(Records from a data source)

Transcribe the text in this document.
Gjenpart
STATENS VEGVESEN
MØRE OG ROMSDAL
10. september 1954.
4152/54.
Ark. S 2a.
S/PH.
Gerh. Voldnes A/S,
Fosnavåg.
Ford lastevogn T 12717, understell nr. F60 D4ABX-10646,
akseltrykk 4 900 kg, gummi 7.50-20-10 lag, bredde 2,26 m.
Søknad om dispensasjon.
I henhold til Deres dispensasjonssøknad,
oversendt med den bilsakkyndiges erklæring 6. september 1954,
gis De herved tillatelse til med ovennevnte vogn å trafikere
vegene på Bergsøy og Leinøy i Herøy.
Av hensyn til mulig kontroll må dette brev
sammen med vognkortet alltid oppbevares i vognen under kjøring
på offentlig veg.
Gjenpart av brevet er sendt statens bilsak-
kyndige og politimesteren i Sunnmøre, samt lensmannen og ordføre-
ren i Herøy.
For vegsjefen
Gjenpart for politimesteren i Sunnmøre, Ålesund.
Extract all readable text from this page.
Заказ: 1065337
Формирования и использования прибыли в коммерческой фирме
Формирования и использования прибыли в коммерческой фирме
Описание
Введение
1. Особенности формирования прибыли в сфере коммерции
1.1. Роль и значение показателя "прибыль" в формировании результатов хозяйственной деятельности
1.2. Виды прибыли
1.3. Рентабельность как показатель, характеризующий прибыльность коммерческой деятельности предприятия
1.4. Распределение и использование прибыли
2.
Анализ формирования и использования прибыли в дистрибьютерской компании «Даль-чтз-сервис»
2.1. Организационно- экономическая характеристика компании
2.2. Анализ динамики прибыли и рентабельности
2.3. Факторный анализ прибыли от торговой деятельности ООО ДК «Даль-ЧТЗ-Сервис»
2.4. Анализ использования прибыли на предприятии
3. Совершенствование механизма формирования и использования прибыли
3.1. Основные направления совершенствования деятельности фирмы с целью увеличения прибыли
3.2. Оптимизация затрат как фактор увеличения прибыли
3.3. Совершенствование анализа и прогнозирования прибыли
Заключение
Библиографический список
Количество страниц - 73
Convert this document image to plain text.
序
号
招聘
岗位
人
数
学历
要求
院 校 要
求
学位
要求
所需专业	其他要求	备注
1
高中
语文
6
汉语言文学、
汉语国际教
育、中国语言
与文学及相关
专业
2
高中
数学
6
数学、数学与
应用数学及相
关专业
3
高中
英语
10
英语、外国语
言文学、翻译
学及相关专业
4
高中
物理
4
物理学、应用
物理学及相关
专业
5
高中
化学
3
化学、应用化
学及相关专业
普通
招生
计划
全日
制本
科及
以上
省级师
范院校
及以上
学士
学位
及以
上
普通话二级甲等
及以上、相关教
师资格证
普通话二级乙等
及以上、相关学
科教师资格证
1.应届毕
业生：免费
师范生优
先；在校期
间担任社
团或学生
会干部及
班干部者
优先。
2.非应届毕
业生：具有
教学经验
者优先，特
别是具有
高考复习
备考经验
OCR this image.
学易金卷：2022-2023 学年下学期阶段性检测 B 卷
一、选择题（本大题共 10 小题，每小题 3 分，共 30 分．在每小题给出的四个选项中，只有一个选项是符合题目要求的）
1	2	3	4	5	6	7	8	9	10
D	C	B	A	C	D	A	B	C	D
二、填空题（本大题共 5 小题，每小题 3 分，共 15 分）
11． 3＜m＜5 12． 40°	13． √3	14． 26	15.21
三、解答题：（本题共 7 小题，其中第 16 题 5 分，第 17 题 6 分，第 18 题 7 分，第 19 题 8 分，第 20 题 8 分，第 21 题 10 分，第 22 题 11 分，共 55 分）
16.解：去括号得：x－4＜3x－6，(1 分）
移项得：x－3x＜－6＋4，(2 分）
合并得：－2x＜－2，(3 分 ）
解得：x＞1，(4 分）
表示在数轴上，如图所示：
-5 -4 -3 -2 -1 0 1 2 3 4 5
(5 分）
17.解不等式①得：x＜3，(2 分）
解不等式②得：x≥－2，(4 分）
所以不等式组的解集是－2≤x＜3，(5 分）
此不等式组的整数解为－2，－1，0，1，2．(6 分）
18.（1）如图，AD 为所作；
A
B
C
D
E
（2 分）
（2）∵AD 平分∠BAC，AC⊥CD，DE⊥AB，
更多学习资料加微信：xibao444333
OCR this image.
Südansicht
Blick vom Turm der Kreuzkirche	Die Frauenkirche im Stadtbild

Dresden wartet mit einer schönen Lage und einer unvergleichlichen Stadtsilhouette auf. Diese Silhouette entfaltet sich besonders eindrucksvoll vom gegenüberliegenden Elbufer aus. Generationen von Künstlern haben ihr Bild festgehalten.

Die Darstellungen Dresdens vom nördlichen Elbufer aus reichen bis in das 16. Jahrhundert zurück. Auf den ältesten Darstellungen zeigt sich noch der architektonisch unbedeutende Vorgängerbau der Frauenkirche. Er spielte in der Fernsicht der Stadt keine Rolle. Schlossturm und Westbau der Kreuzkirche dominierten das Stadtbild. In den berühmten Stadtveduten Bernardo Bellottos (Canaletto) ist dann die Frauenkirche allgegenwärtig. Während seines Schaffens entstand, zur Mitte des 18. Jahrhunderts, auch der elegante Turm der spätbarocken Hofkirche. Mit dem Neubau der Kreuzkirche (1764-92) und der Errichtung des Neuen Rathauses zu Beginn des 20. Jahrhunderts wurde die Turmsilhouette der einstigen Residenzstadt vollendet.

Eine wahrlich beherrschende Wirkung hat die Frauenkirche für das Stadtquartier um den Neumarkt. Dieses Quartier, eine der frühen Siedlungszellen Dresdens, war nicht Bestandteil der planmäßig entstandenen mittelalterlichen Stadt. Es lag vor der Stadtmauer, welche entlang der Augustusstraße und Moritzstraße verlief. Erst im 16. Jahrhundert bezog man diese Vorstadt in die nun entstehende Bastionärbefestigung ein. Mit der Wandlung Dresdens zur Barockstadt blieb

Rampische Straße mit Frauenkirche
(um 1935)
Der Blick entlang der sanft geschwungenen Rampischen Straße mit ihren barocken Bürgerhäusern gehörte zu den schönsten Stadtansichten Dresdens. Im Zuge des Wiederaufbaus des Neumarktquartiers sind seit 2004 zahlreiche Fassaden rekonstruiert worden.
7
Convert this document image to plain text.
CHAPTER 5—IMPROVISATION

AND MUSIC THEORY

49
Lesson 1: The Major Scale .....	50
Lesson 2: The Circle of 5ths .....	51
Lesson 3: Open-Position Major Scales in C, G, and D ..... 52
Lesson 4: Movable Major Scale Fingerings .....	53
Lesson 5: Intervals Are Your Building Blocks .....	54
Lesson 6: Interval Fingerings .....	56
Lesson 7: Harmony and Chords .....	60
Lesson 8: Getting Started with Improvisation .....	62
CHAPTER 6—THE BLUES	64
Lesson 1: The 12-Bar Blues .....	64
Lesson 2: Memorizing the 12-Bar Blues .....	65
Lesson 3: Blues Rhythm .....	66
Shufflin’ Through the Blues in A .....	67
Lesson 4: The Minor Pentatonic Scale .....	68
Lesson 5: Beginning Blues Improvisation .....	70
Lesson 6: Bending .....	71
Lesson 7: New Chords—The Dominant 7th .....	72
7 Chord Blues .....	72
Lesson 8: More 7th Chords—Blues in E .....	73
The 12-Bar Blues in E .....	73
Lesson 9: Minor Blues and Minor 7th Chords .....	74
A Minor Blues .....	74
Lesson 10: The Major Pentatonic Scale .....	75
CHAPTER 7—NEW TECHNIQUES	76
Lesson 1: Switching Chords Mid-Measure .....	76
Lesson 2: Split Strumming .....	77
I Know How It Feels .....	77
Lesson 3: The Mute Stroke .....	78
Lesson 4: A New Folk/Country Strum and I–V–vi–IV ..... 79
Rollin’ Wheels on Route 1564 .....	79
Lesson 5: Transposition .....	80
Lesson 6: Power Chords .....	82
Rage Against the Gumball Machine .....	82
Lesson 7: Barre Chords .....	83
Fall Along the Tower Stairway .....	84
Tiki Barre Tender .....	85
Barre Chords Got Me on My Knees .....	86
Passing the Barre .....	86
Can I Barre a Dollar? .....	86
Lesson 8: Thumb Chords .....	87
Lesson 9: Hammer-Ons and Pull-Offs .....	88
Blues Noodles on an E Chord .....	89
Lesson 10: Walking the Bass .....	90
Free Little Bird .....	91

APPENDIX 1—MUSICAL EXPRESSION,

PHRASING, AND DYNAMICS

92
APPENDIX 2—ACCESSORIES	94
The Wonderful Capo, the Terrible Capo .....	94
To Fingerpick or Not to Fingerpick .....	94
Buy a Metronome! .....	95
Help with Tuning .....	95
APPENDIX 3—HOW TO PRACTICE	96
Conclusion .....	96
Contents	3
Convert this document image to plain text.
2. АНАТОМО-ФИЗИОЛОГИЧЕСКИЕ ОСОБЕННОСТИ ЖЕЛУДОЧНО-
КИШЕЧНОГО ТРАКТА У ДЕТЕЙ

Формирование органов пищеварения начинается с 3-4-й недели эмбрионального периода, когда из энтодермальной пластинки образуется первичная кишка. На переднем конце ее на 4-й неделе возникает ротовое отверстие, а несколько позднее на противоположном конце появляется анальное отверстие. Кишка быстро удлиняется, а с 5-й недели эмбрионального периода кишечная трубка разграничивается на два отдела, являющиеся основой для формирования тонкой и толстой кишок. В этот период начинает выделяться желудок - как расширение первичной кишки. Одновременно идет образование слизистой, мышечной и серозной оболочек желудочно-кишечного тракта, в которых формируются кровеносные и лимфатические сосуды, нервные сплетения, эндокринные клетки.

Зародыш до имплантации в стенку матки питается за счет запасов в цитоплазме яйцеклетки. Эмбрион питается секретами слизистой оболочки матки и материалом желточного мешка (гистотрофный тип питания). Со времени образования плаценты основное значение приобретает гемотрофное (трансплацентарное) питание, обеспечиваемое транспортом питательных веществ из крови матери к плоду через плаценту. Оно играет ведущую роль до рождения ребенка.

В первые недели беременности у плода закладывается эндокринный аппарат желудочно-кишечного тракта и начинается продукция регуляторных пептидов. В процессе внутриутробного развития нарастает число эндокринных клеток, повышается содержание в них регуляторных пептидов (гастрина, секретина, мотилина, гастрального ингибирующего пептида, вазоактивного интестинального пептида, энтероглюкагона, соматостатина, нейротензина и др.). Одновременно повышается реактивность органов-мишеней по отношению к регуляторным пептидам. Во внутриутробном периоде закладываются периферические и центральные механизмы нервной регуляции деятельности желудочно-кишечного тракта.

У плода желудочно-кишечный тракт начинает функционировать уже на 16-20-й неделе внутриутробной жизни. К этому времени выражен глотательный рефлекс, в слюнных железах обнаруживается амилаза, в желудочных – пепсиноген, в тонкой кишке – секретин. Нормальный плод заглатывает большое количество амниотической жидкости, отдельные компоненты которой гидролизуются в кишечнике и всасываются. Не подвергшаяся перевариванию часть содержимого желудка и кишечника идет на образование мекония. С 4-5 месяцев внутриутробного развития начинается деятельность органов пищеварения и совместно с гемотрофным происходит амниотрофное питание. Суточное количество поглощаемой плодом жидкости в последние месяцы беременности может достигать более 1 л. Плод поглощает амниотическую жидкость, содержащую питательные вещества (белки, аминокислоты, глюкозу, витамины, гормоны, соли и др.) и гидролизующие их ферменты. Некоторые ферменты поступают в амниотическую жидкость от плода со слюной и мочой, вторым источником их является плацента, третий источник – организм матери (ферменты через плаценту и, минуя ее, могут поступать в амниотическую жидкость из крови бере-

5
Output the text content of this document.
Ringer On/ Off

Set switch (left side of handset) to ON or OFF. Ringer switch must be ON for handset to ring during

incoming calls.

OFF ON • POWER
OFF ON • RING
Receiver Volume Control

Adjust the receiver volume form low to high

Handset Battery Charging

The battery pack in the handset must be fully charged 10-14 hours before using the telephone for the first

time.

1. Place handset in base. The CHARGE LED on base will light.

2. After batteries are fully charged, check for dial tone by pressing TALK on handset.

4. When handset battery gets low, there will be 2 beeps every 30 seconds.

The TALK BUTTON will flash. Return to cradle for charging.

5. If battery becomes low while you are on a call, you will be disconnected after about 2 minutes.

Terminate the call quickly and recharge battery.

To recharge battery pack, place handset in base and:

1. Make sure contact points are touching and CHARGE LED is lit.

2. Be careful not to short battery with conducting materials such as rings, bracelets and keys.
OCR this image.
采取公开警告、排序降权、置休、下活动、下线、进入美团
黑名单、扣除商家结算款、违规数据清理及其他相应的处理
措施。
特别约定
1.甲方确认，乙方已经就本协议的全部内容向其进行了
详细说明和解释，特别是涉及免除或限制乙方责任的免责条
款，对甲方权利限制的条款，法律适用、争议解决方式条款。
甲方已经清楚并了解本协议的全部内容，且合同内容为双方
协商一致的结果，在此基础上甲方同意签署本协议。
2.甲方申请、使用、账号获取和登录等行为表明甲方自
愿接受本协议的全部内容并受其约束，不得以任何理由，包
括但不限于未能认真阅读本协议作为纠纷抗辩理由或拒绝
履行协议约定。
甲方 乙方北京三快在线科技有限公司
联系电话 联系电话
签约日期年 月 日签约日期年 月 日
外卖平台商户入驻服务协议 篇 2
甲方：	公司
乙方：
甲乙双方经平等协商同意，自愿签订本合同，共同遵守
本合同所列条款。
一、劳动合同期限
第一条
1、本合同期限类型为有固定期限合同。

**Your task:** Examine the records and pull out every line where the string "APPENDIX" occurs.

**Answer below:**
APPENDIX 1—MUSICAL EXPRESSION,
APPENDIX 2—ACCESSORIES	94
APPENDIX 3—HOW TO PRACTICE	96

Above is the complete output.